Source data:
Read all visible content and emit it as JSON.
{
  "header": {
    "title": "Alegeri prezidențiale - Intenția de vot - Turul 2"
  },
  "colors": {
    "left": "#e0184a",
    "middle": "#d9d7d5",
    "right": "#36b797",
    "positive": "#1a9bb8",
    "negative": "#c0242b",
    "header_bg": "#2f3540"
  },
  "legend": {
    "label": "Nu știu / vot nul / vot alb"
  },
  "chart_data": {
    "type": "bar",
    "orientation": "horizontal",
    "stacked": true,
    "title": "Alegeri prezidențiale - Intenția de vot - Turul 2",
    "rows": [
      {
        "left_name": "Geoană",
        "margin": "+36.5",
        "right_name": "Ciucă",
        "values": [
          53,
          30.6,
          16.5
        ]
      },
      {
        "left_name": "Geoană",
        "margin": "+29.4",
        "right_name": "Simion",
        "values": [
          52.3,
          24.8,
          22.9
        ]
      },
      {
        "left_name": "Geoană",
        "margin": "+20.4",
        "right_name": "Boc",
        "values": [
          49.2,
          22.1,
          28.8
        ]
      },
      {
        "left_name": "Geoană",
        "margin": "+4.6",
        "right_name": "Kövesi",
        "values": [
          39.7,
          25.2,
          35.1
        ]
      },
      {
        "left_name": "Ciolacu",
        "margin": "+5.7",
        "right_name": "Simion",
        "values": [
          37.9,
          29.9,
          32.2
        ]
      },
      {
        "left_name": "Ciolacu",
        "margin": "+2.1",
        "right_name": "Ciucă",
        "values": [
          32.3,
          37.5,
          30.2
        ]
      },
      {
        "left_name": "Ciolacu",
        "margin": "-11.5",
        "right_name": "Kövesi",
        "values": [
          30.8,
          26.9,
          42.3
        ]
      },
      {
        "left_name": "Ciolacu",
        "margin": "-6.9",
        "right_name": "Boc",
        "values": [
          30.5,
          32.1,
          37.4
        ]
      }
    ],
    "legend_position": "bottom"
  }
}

**Exercise instructions**
Copy all of the material word for word.

**Solved exercise**
Read all visible content and emit it as JSON.
{
  "header": {
    "title": "Alegeri prezidențiale - Intenția de vot - Turul 2"
  },
  "colors": {
    "left": "#e0184a",
    "middle": "#d9d7d5",
    "right": "#36b797",
    "positive": "#1a9bb8",
    "negative": "#c0242b",
    "header_bg": "#2f3540"
  },
  "legend": {
    "label": "Nu știu / vot nul / vot alb"
  },
  "chart_data": {
    "type": "bar",
    "orientation": "horizontal",
    "stacked": true,
    "title": "Alegeri prezidențiale - Intenția de vot - Turul 2",
    "rows": [
      {
        "left_name": "Geoană",
        "margin": "+36.5",
        "right_name": "Ciucă",
        "values": [
          53,
          30.6,
          16.5
        ]
      },
      {
        "left_name": "Geoană",
        "margin": "+29.4",
        "right_name": "Simion",
        "values": [
          52.3,
          24.8,
          22.9
        ]
      },
      {
        "left_name": "Geoană",
        "margin": "+20.4",
        "right_name": "Boc",
        "values": [
          49.2,
          22.1,
          28.8
        ]
      },
      {
        "left_name": "Geoană",
        "margin": "+4.6",
        "right_name": "Kövesi",
        "values": [
          39.7,
          25.2,
          35.1
        ]
      },
      {
        "left_name": "Ciolacu",
        "margin": "+5.7",
        "right_name": "Simion",
        "values": [
          37.9,
          29.9,
          32.2
        ]
      },
      {
        "left_name": "Ciolacu",
        "margin": "+2.1",
        "right_name": "Ciucă",
        "values": [
          32.3,
          37.5,
          30.2
        ]
      },
      {
        "left_name": "Ciolacu",
        "margin": "-11.5",
        "right_name": "Kövesi",
        "values": [
          30.8,
          26.9,
          42.3
        ]
      },
      {
        "left_name": "Ciolacu",
        "margin": "-6.9",
        "right_name": "Boc",
        "values": [
          30.5,
          32.1,
          37.4
        ]
      }
    ],
    "legend_position": "bottom"
  }
}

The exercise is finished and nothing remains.